(Data entries)
_ _ _ _

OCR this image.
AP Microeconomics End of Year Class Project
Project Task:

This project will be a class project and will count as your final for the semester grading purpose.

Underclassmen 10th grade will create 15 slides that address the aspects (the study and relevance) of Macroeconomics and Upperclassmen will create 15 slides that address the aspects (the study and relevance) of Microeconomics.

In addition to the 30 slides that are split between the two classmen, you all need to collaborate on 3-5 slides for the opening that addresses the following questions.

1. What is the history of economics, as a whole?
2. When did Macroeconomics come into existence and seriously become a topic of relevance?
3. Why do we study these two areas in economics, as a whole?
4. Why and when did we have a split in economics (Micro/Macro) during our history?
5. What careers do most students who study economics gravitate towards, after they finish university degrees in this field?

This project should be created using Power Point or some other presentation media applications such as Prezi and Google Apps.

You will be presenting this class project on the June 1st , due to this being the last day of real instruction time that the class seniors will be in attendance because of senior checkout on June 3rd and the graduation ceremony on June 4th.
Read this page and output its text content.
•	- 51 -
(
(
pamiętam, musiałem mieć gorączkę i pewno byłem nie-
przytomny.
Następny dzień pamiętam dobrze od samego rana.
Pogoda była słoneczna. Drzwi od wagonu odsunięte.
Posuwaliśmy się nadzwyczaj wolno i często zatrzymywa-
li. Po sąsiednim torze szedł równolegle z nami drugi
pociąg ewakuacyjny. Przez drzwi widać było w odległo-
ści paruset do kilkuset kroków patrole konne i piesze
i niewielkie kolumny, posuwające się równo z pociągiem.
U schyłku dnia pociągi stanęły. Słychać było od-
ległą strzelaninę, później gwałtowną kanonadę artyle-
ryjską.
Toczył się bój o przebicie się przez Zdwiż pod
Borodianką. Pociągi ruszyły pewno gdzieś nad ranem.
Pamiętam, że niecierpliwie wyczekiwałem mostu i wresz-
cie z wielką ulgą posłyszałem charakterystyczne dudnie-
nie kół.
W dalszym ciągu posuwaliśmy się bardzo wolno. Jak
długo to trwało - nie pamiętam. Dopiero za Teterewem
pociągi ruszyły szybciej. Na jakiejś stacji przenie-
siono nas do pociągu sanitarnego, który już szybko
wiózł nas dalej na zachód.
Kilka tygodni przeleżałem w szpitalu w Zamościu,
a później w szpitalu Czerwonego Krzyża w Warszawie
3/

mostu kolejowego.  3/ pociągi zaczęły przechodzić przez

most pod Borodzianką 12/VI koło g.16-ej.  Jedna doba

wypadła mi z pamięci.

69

_ _ _ _

§ **What to work on**: Write out the complete set of records exactly as given.

§ **Exercise answer**:
OCR this image.
AP Microeconomics End of Year Class Project
Project Task:

This project will be a class project and will count as your final for the semester grading purpose.

Underclassmen 10th grade will create 15 slides that address the aspects (the study and relevance) of Macroeconomics and Upperclassmen will create 15 slides that address the aspects (the study and relevance) of Microeconomics.

In addition to the 30 slides that are split between the two classmen, you all need to collaborate on 3-5 slides for the opening that addresses the following questions.

1. What is the history of economics, as a whole?
2. When did Macroeconomics come into existence and seriously become a topic of relevance?
3. Why do we study these two areas in economics, as a whole?
4. Why and when did we have a split in economics (Micro/Macro) during our history?
5. What careers do most students who study economics gravitate towards, after they finish university degrees in this field?

This project should be created using Power Point or some other presentation media applications such as Prezi and Google Apps.

You will be presenting this class project on the June 1st , due to this being the last day of real instruction time that the class seniors will be in attendance because of senior checkout on June 3rd and the graduation ceremony on June 4th.
Read this page and output its text content.
•	- 51 -
(
(
pamiętam, musiałem mieć gorączkę i pewno byłem nie-
przytomny.
Następny dzień pamiętam dobrze od samego rana.
Pogoda była słoneczna. Drzwi od wagonu odsunięte.
Posuwaliśmy się nadzwyczaj wolno i często zatrzymywa-
li. Po sąsiednim torze szedł równolegle z nami drugi
pociąg ewakuacyjny. Przez drzwi widać było w odległo-
ści paruset do kilkuset kroków patrole konne i piesze
i niewielkie kolumny, posuwające się równo z pociągiem.
U schyłku dnia pociągi stanęły. Słychać było od-
ległą strzelaninę, później gwałtowną kanonadę artyle-
ryjską.
Toczył się bój o przebicie się przez Zdwiż pod
Borodianką. Pociągi ruszyły pewno gdzieś nad ranem.
Pamiętam, że niecierpliwie wyczekiwałem mostu i wresz-
cie z wielką ulgą posłyszałem charakterystyczne dudnie-
nie kół.
W dalszym ciągu posuwaliśmy się bardzo wolno. Jak
długo to trwało - nie pamiętam. Dopiero za Teterewem
pociągi ruszyły szybciej. Na jakiejś stacji przenie-
siono nas do pociągu sanitarnego, który już szybko
wiózł nas dalej na zachód.
Kilka tygodni przeleżałem w szpitalu w Zamościu,
a później w szpitalu Czerwonego Krzyża w Warszawie
3/

mostu kolejowego.  3/ pociągi zaczęły przechodzić przez

most pod Borodzianką 12/VI koło g.16-ej.  Jedna doba

wypadła mi z pamięci.

69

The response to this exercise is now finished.